### Description of the task:
Copy every record below, exactly as written.
#### Data supplied
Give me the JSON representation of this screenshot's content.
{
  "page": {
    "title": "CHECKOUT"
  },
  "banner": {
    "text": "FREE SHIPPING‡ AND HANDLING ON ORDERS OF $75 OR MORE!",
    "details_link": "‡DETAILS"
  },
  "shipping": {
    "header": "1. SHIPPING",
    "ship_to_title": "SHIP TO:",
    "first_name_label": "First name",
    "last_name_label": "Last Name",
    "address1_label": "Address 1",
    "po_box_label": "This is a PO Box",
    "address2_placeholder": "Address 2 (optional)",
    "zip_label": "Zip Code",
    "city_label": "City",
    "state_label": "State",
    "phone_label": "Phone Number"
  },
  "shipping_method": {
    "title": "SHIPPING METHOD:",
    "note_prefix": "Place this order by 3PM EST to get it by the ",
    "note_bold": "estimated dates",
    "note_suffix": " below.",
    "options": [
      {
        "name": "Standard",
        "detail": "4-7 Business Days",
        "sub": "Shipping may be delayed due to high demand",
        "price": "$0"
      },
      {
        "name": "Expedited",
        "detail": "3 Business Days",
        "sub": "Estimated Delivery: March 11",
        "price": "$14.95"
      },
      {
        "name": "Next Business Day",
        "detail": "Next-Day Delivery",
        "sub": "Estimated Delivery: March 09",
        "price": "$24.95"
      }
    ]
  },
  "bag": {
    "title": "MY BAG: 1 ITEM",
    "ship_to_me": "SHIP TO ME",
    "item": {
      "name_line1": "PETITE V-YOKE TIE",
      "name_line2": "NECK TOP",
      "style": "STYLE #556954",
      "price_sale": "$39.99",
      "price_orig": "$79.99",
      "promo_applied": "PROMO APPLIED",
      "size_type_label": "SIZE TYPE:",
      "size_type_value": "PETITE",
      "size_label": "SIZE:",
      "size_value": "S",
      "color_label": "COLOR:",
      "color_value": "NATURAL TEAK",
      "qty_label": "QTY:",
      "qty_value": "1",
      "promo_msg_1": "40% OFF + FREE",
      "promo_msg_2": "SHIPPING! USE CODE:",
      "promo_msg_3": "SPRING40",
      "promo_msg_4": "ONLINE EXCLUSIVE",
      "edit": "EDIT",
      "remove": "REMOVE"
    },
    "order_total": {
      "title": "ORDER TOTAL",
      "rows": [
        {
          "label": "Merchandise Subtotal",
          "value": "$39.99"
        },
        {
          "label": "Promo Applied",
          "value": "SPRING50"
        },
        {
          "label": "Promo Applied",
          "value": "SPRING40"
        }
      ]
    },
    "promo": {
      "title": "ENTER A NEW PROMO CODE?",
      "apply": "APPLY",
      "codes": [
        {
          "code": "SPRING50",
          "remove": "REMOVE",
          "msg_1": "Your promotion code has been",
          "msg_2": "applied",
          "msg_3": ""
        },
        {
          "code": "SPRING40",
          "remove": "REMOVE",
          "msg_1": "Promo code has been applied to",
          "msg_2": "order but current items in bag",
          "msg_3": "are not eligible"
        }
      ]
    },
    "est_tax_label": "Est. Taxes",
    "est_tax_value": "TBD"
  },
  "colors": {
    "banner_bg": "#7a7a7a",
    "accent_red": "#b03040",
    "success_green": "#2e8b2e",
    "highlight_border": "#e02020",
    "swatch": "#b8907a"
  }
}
########
### Task solution:
Give me the JSON representation of this screenshot's content.
{
  "page": {
    "title": "CHECKOUT"
  },
  "banner": {
    "text": "FREE SHIPPING‡ AND HANDLING ON ORDERS OF $75 OR MORE!",
    "details_link": "‡DETAILS"
  },
  "shipping": {
    "header": "1. SHIPPING",
    "ship_to_title": "SHIP TO:",
    "first_name_label": "First name",
    "last_name_label": "Last Name",
    "address1_label": "Address 1",
    "po_box_label": "This is a PO Box",
    "address2_placeholder": "Address 2 (optional)",
    "zip_label": "Zip Code",
    "city_label": "City",
    "state_label": "State",
    "phone_label": "Phone Number"
  },
  "shipping_method": {
    "title": "SHIPPING METHOD:",
    "note_prefix": "Place this order by 3PM EST to get it by the ",
    "note_bold": "estimated dates",
    "note_suffix": " below.",
    "options": [
      {
        "name": "Standard",
        "detail": "4-7 Business Days",
        "sub": "Shipping may be delayed due to high demand",
        "price": "$0"
      },
      {
        "name": "Expedited",
        "detail": "3 Business Days",
        "sub": "Estimated Delivery: March 11",
        "price": "$14.95"
      },
      {
        "name": "Next Business Day",
        "detail": "Next-Day Delivery",
        "sub": "Estimated Delivery: March 09",
        "price": "$24.95"
      }
    ]
  },
  "bag": {
    "title": "MY BAG: 1 ITEM",
    "ship_to_me": "SHIP TO ME",
    "item": {
      "name_line1": "PETITE V-YOKE TIE",
      "name_line2": "NECK TOP",
      "style": "STYLE #556954",
      "price_sale": "$39.99",
      "price_orig": "$79.99",
      "promo_applied": "PROMO APPLIED",
      "size_type_label": "SIZE TYPE:",
      "size_type_value": "PETITE",
      "size_label": "SIZE:",
      "size_value": "S",
      "color_label": "COLOR:",
      "color_value": "NATURAL TEAK",
      "qty_label": "QTY:",
      "qty_value": "1",
      "promo_msg_1": "40% OFF + FREE",
      "promo_msg_2": "SHIPPING! USE CODE:",
      "promo_msg_3": "SPRING40",
      "promo_msg_4": "ONLINE EXCLUSIVE",
      "edit": "EDIT",
      "remove": "REMOVE"
    },
    "order_total": {
      "title": "ORDER TOTAL",
      "rows": [
        {
          "label": "Merchandise Subtotal",
          "value": "$39.99"
        },
        {
          "label": "Promo Applied",
          "value": "SPRING50"
        },
        {
          "label": "Promo Applied",
          "value": "SPRING40"
        }
      ]
    },
    "promo": {
      "title": "ENTER A NEW PROMO CODE?",
      "apply": "APPLY",
      "codes": [
        {
          "code": "SPRING50",
          "remove": "REMOVE",
          "msg_1": "Your promotion code has been",
          "msg_2": "applied",
          "msg_3": ""
        },
        {
          "code": "SPRING40",
          "remove": "REMOVE",
          "msg_1": "Promo code has been applied to",
          "msg_2": "order but current items in bag",
          "msg_3": "are not eligible"
        }
      ]
    },
    "est_tax_label": "Est. Taxes",
    "est_tax_value": "TBD"
  },
  "colors": {
    "banner_bg": "#7a7a7a",
    "accent_red": "#b03040",
    "success_green": "#2e8b2e",
    "highlight_border": "#e02020",
    "swatch": "#b8907a"
  }
}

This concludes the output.